Sift the listing for lines that hold the string "Number" and pull them out.
--- Start of The data ---
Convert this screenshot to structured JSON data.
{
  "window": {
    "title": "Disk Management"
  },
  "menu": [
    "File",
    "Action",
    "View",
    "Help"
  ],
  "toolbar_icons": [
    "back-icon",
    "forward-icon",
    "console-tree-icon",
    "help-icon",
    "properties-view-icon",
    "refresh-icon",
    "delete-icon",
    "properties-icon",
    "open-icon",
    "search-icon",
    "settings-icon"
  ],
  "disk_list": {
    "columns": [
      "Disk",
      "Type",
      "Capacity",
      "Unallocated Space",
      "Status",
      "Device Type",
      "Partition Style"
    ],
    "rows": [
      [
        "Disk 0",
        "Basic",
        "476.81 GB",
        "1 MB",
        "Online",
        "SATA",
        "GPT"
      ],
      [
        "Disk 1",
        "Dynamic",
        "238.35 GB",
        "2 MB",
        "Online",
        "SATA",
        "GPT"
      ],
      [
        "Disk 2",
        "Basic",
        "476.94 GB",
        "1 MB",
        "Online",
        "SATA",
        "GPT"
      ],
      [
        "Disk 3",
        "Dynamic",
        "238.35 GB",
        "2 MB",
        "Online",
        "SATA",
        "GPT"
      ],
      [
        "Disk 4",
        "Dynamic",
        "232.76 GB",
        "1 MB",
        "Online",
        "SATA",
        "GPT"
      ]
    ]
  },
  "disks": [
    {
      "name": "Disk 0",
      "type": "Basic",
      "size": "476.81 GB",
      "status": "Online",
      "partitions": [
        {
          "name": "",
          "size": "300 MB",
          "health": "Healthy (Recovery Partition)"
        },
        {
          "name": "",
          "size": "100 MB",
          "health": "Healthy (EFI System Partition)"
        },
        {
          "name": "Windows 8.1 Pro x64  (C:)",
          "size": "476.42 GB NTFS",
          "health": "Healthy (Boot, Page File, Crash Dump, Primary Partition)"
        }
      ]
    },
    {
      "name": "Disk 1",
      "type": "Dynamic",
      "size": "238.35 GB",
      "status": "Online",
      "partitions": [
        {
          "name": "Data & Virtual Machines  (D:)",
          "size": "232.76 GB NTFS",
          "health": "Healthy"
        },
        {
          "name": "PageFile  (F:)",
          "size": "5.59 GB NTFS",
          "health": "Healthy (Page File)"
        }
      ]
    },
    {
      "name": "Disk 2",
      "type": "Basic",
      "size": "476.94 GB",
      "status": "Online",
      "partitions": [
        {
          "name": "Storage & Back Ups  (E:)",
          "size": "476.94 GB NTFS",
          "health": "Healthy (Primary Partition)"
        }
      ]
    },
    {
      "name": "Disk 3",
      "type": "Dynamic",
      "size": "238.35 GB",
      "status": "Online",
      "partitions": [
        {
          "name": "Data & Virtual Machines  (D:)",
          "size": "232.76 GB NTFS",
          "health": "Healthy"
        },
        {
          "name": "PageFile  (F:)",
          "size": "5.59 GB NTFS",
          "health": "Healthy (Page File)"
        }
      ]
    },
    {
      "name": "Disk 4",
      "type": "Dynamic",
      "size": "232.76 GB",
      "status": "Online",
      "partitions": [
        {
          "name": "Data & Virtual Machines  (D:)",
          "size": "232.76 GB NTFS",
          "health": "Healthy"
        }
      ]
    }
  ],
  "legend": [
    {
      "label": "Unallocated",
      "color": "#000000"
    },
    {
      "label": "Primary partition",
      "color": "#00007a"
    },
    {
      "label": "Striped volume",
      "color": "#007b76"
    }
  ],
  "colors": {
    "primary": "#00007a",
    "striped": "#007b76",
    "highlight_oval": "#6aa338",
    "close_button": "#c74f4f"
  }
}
--- End of The data ---
--- Start of The data ---
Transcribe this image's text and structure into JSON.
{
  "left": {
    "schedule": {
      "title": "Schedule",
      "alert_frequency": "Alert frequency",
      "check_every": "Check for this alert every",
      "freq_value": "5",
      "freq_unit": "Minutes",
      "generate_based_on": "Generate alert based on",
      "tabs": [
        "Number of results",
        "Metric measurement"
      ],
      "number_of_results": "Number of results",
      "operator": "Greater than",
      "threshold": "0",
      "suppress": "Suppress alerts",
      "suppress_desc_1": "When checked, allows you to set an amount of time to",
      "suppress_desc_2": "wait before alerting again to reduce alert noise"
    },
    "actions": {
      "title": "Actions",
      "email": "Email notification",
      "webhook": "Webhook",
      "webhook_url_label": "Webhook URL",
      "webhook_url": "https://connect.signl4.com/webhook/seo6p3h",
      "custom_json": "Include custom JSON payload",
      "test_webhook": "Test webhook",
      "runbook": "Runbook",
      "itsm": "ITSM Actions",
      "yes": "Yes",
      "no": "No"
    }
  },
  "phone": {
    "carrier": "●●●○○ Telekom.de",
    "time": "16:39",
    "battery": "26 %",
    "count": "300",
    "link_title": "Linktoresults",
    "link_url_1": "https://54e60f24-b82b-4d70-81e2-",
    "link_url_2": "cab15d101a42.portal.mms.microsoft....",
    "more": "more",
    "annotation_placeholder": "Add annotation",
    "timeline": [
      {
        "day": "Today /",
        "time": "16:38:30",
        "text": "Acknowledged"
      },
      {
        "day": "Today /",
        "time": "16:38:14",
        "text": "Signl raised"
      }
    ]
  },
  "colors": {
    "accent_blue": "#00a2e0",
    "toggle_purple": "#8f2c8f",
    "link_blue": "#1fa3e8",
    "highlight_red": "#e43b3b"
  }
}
--- End of The data ---
= Exercise response =
        "Number of results",
      "number_of_results": "Number of results",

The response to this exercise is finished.